Selected excerpt:
***
If that wasn't judicial review, what was it?

You libruls can't have it both ways.. You either support the essence of liberty or not.. Which is it? Leave people the hell alone.. stop forcing your fucking opinion and beliefs on them. Whether the right to own weapons, or marriage..Damn, it's not rocket science.

I don't disagree with the ruling on the Chicago law, nor do I selectively support or oppose the right of the Supreme Court to interpret the law.

There's yet to be one conservative in this thread who's been that consistent.

They won't even speak on the gun law ruling here, because they know that makes the rest of their points garbage.
 
Even if we take same sex marraige off the table it is possible to be married in one state and not married in another, why should same sex marraige be exempted from the confusion?

In what instance is a marriage license issued in one state not recognized by another state?

In what place did I use the word license?

Implicitly, when you responded to his post where 'legal marriage' was specified.
 
The 10th amendment only allows states to make laws that are constitutional,

i.e., 'not prohibited by IT to the states', the 'it' in the 10th amendment being the Constitution.

Unconstitutional laws are determined so by the Supreme Court, therefore,

States can only make laws that pass muster with the SCOTUS, if they are appealed to the SCOTUS.

Damn, you insist on repeating stupid, don't you?

The 10th Amendment does not prevent the states from doing anything.

The powers not delegated to the United States by the Constitution, nor prohibited by it to the States, are reserved to the States respectively, or to the people.

The 10th clearly limits the the United States itself, not the states. It has nothing to do with the states not being able to write a law that is unconstitutional.

Yes, states "can" pass laws that violate the Constitution...but when they do, they get challenged.

You should read what I said before you try getting snarky with me.

It would be really simple to prove me wrong, all you have to do is find a single example of any state law being overturned as the result of a 1oth Amendment challenge. I will state right now that not only will you not find any such example, you won't even find an example of a state law being challenged on 10th Amendment grounds.
 
The 10th amendment only allows states to make laws that are constitutional,

i.e., 'not prohibited by IT to the states', the 'it' in the 10th amendment being the Constitution.
***
Given problem 1: Pull out the stretch of the entries from their first line through the line containing "y-tick-label: −250 bbox=[32, 466, 71, 486]", with both ends included, and reproduce it verbatim.
The forum thread and the entries that follow it were taken from unrelated sources.
***
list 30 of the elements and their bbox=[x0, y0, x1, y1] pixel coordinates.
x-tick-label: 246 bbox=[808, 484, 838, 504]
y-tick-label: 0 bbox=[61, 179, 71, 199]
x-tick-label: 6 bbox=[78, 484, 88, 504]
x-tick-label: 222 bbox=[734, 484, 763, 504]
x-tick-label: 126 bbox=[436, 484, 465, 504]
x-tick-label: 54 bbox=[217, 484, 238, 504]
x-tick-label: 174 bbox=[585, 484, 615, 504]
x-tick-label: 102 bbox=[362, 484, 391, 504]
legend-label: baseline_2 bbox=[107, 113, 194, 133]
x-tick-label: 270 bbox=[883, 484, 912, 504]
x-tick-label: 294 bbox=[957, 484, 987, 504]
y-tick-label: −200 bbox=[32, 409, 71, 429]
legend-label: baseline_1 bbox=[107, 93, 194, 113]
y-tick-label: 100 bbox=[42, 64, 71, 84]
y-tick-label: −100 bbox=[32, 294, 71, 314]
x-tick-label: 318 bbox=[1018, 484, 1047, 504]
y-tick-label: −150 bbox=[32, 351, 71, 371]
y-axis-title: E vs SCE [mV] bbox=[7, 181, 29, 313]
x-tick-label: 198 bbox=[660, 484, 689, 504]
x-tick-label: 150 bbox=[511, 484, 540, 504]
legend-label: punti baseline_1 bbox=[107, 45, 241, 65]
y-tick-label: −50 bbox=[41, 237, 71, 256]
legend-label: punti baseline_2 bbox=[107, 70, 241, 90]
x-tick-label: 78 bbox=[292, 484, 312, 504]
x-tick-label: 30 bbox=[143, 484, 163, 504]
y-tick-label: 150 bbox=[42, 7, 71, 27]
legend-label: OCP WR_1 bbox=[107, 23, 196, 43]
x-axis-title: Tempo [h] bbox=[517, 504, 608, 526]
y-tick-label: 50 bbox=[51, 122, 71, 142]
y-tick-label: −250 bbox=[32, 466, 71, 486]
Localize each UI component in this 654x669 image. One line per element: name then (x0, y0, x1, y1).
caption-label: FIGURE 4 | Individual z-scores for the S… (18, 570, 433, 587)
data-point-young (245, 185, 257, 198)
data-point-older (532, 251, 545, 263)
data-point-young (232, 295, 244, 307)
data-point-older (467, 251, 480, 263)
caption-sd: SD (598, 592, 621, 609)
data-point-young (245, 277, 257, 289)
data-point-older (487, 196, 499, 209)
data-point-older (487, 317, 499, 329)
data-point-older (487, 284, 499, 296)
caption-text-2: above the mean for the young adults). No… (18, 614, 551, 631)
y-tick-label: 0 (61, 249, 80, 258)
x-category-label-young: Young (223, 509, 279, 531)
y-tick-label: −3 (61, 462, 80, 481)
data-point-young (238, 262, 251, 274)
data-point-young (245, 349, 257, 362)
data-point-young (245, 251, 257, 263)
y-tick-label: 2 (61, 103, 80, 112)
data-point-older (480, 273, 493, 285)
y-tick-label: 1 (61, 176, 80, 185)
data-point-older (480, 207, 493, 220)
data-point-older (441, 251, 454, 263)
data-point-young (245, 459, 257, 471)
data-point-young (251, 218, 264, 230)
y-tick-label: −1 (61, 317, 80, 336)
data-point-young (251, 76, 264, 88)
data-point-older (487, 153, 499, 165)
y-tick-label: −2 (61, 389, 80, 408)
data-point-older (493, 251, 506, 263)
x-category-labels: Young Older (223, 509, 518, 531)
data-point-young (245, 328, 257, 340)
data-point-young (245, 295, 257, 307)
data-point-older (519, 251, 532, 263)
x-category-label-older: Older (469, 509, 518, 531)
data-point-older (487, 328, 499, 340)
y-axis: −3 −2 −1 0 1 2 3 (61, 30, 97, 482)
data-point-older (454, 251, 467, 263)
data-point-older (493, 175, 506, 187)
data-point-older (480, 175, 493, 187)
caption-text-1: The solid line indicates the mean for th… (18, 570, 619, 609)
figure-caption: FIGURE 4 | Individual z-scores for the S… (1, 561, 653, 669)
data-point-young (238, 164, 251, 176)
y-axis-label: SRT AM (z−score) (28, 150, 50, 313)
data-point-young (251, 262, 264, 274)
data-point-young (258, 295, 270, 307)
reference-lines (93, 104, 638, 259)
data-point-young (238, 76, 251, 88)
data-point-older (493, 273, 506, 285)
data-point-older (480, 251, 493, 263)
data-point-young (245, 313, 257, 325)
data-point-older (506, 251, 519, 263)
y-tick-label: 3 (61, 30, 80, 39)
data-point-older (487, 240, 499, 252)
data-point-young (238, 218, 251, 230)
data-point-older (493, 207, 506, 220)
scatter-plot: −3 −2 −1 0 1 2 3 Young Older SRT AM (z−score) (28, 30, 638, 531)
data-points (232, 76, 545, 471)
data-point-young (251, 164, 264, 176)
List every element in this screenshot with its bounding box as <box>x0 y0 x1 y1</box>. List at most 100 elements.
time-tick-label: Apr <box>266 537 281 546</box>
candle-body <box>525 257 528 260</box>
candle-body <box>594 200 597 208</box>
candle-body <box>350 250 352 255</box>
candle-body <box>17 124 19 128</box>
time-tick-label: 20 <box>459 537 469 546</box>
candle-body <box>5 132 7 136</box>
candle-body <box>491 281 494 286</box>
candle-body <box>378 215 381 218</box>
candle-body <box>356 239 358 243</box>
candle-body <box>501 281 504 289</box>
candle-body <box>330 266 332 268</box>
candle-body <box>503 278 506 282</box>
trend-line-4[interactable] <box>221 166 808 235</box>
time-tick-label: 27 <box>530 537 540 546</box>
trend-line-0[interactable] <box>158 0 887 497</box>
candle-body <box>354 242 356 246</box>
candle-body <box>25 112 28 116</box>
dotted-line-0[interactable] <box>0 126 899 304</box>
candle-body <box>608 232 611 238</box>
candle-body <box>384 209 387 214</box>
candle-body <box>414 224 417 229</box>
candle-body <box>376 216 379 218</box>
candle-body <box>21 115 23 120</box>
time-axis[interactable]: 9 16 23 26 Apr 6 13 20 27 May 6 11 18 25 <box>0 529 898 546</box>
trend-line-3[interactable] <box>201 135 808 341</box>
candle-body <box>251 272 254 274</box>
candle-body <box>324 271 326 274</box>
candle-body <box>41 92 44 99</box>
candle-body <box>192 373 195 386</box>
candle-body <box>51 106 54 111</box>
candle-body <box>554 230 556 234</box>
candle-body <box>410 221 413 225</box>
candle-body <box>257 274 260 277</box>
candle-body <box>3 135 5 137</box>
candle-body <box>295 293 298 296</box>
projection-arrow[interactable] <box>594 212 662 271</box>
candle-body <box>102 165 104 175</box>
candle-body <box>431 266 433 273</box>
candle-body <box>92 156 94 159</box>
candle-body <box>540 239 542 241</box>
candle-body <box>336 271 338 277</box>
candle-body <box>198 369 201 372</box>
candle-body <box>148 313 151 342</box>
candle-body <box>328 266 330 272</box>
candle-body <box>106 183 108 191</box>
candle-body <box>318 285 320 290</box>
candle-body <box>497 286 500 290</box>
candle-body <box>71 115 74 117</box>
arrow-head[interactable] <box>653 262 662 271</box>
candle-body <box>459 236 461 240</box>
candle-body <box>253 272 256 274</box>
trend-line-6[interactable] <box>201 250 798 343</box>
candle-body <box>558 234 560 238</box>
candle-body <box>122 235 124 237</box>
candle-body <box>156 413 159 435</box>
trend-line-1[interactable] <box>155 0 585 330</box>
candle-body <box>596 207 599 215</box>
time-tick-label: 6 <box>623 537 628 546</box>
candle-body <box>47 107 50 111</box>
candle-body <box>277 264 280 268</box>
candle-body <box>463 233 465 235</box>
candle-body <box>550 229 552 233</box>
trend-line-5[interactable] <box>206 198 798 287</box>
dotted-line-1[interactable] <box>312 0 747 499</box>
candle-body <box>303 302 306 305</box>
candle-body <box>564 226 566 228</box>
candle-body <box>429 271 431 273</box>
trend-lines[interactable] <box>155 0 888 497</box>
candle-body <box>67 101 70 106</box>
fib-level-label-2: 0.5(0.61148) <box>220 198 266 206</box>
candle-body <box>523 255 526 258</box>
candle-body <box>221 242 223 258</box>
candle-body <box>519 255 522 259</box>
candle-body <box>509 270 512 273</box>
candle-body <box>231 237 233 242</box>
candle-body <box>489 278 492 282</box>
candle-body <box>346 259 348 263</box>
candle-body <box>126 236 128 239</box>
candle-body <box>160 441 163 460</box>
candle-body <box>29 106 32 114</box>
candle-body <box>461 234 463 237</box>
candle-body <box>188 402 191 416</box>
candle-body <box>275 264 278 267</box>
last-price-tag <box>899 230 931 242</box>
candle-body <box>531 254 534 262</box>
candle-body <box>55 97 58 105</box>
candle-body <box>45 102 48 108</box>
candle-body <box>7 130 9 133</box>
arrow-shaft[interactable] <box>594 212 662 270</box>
***
Given problem 2: In the forum thread, which ruling does one commenter say they don't disagree with?

Final result 1:
list 30 of the elements and their bbox=[x0, y0, x1, y1] pixel coordinates.
x-tick-label: 246 bbox=[808, 484, 838, 504]
y-tick-label: 0 bbox=[61, 179, 71, 199]
x-tick-label: 6 bbox=[78, 484, 88, 504]
x-tick-label: 222 bbox=[734, 484, 763, 504]
x-tick-label: 126 bbox=[436, 484, 465, 504]
x-tick-label: 54 bbox=[217, 484, 238, 504]
x-tick-label: 174 bbox=[585, 484, 615, 504]
x-tick-label: 102 bbox=[362, 484, 391, 504]
legend-label: baseline_2 bbox=[107, 113, 194, 133]
x-tick-label: 270 bbox=[883, 484, 912, 504]
x-tick-label: 294 bbox=[957, 484, 987, 504]
y-tick-label: −200 bbox=[32, 409, 71, 429]
legend-label: baseline_1 bbox=[107, 93, 194, 113]
y-tick-label: 100 bbox=[42, 64, 71, 84]
y-tick-label: −100 bbox=[32, 294, 71, 314]
x-tick-label: 318 bbox=[1018, 484, 1047, 504]
y-tick-label: −150 bbox=[32, 351, 71, 371]
y-axis-title: E vs SCE [mV] bbox=[7, 181, 29, 313]
x-tick-label: 198 bbox=[660, 484, 689, 504]
x-tick-label: 150 bbox=[511, 484, 540, 504]
legend-label: punti baseline_1 bbox=[107, 45, 241, 65]
y-tick-label: −50 bbox=[41, 237, 71, 256]
legend-label: punti baseline_2 bbox=[107, 70, 241, 90]
x-tick-label: 78 bbox=[292, 484, 312, 504]
x-tick-label: 30 bbox=[143, 484, 163, 504]
y-tick-label: 150 bbox=[42, 7, 71, 27]
legend-label: OCP WR_1 bbox=[107, 23, 196, 43]
x-axis-title: Tempo [h] bbox=[517, 504, 608, 526]
y-tick-label: 50 bbox=[51, 122, 71, 142]
y-tick-label: −250 bbox=[32, 466, 71, 486]

Final result 2: The ruling on the Chicago law.